> Problem requirements: Find how many lines in the material hold the word "text", then state that number and nothing more.

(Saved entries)
_ _ _ _

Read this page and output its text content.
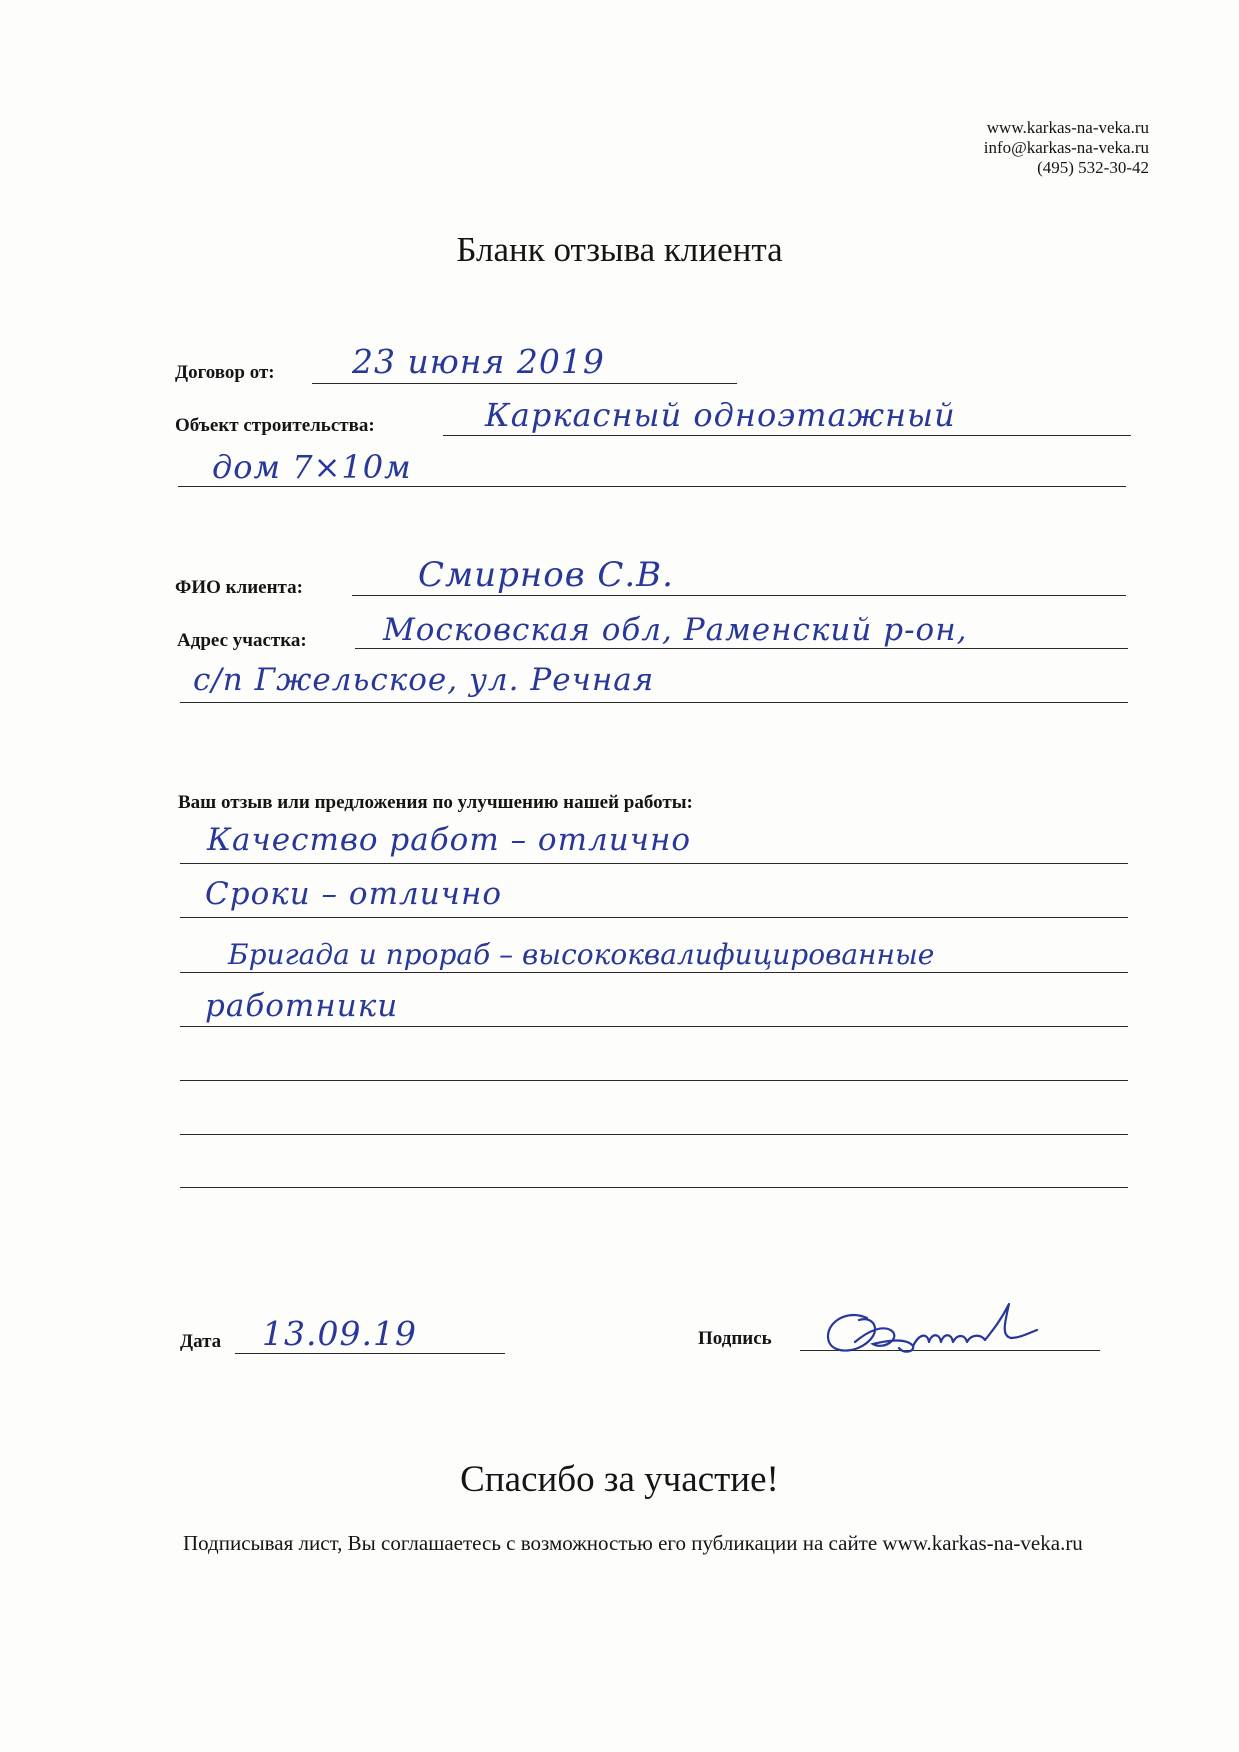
www.karkas-na-veka.ru
info@karkas-na-veka.ru
(495) 532-30-42
Бланк отзыва клиента
Договор от: 23 июня 2019
Объект строительства:	Каркасный одноэтажный
дом 7×10м
ФИО клиента:	Смирнов С.В.
Адрес участка: Московская обл, Раменский р-он,
с/п Гжельское, ул. Речная
Ваш отзыв или предложения по улучшению нашей работы:
Качество работ – отлично
Сроки – отлично
Бригада и прораб – высококвалифицированные
работники
Дата 13.09.19	Подпись
Спасибо за участие!
Подписывая лист, Вы соглашаетесь с возможностью его публикации на сайте www.karkas-na-veka.ru
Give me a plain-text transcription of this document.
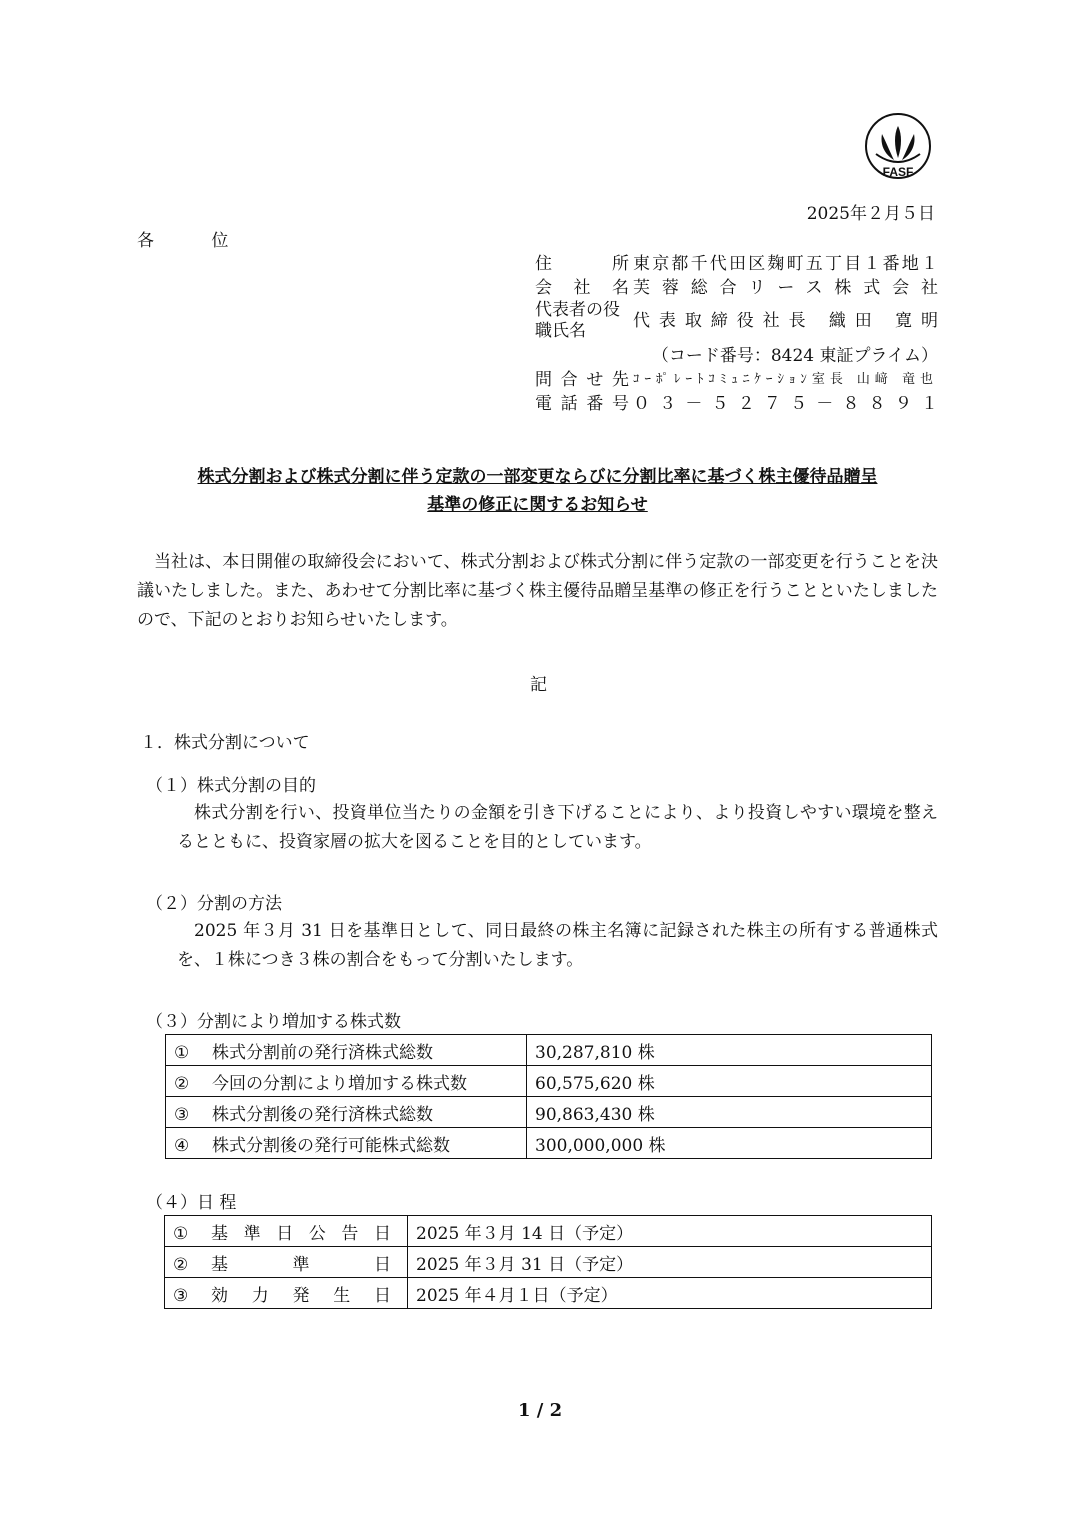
FASF
2025年２月５日
各 位
住 所 東京都千代田区麹町五丁目１番地１
会社名 芙蓉総合リース株式会社
代表者の役職氏名	代表取締役社長 織田 寛明
（コード番号：8424 東証プライム）
問合せ先 ｺｰﾎﾟﾚｰﾄｺﾐｭﾆｹｰｼｮﾝ室長 山﨑 竜也
電話番号 ０３－５２７５－８８９１
株式分割および株式分割に伴う定款の一部変更ならびに分割比率に基づく株主優待品贈呈
基準の修正に関するお知らせ
当社は、本日開催の取締役会において、株式分割および株式分割に伴う定款の一部変更を行うことを決議いたしました。また、あわせて分割比率に基づく株主優待品贈呈基準の修正を行うことといたしましたので、下記のとおりお知らせいたします。
記
１．株式分割について
（１）株式分割の目的
株式分割を行い、投資単位当たりの金額を引き下げることにより、より投資しやすい環境を整えるとともに、投資家層の拡大を図ることを目的としています。
（２）分割の方法
2025 年３月 31 日を基準日として、同日最終の株主名簿に記録された株主の所有する普通株式を、１株につき３株の割合をもって分割いたします。
（３）分割により増加する株式数
① 株式分割前の発行済株式総数	30,287,810 株
② 今回の分割により増加する株式数	60,575,620 株
③ 株式分割後の発行済株式総数	90,863,430 株
④ 株式分割後の発行可能株式総数	300,000,000 株
（４）日 程
① 基準日公告日	2025 年３月 14 日（予定）
② 基準日	2025 年３月 31 日（予定）
③ 効力発生日	2025 年４月１日（予定）
1 / 2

_ _ _ _

> Solution for this exercise: 2